• _Task goal_
Check each line of the data for "Pour" and select those that have it.
####
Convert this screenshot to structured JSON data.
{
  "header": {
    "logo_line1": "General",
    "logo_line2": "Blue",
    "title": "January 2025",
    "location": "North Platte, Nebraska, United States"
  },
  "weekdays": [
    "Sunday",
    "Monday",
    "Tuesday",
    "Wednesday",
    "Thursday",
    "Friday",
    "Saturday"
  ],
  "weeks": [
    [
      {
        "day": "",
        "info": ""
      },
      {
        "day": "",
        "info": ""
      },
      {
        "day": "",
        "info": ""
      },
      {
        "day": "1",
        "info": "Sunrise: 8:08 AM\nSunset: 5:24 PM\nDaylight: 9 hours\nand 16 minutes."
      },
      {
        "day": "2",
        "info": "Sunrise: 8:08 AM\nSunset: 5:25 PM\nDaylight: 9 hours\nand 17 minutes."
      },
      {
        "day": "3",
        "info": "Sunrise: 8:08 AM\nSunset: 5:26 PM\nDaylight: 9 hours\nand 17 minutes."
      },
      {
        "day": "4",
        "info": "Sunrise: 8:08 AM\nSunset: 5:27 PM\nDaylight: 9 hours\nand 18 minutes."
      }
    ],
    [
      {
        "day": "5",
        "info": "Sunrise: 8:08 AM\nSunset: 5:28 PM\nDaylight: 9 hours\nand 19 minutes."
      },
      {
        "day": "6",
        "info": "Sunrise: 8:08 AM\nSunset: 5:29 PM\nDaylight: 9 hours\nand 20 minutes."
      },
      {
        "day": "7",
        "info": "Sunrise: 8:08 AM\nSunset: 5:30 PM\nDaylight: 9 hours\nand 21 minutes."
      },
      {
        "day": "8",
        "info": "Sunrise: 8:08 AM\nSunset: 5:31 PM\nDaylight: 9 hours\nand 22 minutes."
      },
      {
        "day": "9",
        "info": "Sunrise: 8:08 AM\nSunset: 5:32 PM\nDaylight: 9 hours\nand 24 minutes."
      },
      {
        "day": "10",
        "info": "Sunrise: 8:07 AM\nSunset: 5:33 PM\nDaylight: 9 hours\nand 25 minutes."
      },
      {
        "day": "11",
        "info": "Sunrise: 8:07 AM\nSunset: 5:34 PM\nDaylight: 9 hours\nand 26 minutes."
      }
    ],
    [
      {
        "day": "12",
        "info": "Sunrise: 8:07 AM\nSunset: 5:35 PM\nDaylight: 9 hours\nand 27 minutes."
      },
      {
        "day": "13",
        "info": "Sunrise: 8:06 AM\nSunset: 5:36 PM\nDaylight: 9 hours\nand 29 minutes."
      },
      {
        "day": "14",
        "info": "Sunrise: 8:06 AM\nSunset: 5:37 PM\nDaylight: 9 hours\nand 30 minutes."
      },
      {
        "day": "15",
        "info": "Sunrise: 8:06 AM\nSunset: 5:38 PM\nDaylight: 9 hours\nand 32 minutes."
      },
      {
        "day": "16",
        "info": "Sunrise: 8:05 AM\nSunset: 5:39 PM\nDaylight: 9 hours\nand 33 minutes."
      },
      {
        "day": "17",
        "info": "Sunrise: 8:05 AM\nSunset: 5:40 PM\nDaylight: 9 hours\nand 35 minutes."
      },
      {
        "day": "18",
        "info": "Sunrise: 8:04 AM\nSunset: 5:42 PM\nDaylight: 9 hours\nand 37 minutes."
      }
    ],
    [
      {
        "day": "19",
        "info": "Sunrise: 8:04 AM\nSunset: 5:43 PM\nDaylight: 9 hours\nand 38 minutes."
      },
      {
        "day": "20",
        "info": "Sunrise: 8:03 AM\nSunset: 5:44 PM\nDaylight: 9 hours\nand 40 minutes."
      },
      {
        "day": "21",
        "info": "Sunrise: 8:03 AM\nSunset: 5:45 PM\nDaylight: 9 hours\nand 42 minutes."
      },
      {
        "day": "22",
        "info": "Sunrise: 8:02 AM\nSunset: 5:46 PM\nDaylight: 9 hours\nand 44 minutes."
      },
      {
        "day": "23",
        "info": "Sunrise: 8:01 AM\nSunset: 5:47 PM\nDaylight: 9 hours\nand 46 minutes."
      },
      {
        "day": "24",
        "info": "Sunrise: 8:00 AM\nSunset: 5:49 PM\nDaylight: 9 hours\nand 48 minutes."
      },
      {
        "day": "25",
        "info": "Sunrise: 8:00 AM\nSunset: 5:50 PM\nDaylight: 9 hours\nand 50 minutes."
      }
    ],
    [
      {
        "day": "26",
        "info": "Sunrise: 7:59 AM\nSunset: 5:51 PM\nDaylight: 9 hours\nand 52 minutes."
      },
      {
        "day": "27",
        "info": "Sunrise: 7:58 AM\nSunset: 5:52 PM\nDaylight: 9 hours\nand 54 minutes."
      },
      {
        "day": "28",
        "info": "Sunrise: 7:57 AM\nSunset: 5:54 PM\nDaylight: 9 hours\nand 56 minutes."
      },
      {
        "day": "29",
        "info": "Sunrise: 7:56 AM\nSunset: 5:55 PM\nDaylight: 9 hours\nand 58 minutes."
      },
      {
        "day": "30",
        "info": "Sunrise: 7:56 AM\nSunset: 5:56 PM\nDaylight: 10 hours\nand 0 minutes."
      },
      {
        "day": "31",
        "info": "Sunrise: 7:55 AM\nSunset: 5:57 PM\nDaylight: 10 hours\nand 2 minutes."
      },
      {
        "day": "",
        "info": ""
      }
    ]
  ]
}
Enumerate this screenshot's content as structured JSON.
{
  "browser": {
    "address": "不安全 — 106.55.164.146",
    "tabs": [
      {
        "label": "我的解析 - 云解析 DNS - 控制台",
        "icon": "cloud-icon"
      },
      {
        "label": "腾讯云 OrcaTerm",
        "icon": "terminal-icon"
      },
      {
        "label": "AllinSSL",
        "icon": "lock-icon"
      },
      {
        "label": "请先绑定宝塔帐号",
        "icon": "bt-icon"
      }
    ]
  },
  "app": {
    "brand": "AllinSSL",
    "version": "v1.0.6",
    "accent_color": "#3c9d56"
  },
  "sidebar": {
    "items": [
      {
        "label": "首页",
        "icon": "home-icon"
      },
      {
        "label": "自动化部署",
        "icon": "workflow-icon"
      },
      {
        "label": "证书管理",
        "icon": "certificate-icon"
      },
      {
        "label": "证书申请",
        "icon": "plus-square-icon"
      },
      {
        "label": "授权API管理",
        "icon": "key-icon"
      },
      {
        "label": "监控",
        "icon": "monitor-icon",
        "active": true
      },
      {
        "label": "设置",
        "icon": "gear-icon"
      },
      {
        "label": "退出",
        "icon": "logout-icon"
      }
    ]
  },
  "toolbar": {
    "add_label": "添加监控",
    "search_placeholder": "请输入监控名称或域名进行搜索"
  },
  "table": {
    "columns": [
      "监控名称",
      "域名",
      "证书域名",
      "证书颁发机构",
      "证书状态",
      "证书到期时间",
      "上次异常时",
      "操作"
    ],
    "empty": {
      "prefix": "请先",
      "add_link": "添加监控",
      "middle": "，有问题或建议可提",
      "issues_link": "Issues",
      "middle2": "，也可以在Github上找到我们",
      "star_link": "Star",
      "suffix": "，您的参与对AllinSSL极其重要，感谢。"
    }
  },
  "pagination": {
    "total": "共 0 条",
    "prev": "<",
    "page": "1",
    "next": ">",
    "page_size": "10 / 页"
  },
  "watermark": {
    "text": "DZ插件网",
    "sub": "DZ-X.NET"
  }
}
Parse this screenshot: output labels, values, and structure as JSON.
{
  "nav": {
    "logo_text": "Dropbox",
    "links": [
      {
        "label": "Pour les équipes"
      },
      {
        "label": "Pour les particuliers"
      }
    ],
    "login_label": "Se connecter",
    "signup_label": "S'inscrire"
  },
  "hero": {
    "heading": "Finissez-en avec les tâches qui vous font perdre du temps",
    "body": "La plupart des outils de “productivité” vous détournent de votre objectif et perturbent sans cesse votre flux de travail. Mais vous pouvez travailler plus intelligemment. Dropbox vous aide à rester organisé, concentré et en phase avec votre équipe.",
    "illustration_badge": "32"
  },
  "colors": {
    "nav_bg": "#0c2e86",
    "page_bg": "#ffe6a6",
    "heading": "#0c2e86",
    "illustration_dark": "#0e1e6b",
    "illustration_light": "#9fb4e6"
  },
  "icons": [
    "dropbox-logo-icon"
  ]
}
####
• _Result below_
        "label": "Pour les équipes"
        "label": "Pour les particuliers"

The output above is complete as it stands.